● Exercise objective: Count every line where "miktarına" shows up, and give that number only.

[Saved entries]
- - - -
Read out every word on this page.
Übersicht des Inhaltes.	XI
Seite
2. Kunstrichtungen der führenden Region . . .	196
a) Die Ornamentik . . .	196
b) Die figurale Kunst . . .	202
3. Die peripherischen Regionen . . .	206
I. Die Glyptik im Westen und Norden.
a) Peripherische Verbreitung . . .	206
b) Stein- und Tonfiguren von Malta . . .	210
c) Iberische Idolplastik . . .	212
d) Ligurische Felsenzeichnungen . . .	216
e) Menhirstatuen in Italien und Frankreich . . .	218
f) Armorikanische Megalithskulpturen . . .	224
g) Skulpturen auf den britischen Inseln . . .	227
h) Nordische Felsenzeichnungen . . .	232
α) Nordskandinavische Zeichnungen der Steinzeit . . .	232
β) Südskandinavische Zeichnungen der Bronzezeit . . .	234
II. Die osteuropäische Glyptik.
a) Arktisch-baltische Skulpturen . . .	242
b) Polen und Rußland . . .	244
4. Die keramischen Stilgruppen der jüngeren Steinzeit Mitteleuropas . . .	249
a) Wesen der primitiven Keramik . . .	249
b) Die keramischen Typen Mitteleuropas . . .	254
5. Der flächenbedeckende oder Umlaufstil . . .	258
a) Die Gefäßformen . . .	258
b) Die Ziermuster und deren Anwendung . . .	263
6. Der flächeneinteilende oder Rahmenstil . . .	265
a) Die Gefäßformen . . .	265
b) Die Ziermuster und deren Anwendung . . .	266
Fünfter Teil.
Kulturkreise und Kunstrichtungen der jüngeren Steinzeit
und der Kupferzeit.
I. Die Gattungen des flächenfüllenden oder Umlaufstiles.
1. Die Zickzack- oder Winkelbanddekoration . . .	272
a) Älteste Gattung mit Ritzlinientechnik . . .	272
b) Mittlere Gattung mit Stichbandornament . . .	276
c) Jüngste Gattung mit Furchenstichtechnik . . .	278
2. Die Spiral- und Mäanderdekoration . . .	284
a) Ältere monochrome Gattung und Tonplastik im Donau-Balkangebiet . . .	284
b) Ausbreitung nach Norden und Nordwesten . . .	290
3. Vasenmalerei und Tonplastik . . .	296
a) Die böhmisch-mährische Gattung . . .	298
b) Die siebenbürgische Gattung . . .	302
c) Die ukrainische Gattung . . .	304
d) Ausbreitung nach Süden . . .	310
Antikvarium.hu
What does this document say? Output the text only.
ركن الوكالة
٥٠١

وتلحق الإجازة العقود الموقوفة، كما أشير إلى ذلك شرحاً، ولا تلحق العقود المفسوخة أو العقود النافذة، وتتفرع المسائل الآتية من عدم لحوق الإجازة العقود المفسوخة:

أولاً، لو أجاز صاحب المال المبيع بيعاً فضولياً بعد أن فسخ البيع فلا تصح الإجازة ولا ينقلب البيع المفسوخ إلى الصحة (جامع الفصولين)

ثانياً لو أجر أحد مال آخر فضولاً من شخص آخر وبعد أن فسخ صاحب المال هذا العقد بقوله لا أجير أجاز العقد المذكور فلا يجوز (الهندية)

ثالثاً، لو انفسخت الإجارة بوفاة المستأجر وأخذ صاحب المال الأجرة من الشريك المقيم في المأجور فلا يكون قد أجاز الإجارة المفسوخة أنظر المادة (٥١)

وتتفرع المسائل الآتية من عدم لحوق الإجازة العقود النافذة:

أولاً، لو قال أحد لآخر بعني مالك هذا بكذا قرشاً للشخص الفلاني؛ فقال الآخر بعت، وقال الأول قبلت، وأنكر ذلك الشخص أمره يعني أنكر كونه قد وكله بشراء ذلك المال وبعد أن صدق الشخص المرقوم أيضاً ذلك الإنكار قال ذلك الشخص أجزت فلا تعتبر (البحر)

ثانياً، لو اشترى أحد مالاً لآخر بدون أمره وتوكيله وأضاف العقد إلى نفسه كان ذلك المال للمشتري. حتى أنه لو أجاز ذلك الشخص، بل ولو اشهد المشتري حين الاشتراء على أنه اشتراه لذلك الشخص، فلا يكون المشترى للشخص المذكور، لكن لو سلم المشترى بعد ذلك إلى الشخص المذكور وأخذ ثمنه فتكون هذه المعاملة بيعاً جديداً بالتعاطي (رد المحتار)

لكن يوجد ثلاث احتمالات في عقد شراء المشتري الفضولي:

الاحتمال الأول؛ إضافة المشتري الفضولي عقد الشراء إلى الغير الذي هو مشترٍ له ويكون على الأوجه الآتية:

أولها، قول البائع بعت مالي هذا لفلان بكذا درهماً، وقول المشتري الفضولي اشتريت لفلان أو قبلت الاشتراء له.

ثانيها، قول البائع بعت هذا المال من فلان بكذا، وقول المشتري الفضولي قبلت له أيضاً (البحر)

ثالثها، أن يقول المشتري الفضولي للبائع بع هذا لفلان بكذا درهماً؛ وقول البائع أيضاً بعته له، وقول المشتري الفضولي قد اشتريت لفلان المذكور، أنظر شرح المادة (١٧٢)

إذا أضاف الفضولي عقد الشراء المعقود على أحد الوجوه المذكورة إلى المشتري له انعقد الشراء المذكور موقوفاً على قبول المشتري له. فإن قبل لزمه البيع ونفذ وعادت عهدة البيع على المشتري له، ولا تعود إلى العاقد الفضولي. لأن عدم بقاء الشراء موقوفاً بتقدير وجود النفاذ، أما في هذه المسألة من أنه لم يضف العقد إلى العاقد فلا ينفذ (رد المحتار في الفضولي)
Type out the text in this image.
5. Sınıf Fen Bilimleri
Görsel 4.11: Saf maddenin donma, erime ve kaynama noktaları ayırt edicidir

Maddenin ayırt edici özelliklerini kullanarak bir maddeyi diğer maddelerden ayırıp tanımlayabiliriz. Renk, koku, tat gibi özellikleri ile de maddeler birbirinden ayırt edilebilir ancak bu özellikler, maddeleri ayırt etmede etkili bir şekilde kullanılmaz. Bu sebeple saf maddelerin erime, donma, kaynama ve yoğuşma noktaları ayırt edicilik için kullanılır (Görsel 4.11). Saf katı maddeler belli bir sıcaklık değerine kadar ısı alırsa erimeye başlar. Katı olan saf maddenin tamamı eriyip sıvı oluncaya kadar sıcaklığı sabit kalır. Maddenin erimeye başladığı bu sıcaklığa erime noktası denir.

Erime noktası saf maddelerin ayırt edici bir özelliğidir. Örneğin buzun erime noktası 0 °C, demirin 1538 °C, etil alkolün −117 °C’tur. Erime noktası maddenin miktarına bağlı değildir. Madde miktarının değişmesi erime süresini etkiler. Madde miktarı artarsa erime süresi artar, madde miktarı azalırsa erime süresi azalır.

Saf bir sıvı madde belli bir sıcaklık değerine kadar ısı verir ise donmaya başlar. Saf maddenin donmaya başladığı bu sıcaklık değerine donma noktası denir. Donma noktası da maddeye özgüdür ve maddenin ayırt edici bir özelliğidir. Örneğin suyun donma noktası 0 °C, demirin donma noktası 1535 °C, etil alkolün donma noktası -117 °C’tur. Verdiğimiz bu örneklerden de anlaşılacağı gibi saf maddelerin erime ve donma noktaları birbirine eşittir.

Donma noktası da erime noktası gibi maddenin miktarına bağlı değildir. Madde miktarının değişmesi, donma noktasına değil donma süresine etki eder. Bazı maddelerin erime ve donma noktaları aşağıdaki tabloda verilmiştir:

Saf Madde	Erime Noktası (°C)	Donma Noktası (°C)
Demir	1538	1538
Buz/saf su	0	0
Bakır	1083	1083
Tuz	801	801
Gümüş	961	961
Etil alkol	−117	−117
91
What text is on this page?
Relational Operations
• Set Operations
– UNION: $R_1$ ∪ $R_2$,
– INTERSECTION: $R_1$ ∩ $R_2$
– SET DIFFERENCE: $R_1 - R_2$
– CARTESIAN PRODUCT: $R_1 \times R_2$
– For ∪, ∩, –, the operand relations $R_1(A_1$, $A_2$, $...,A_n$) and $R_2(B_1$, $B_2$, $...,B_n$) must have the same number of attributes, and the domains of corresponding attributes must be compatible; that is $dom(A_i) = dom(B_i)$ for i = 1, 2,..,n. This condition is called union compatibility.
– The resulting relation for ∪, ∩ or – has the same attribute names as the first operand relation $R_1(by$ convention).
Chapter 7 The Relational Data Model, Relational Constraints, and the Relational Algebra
- - - -
● Expected output: 2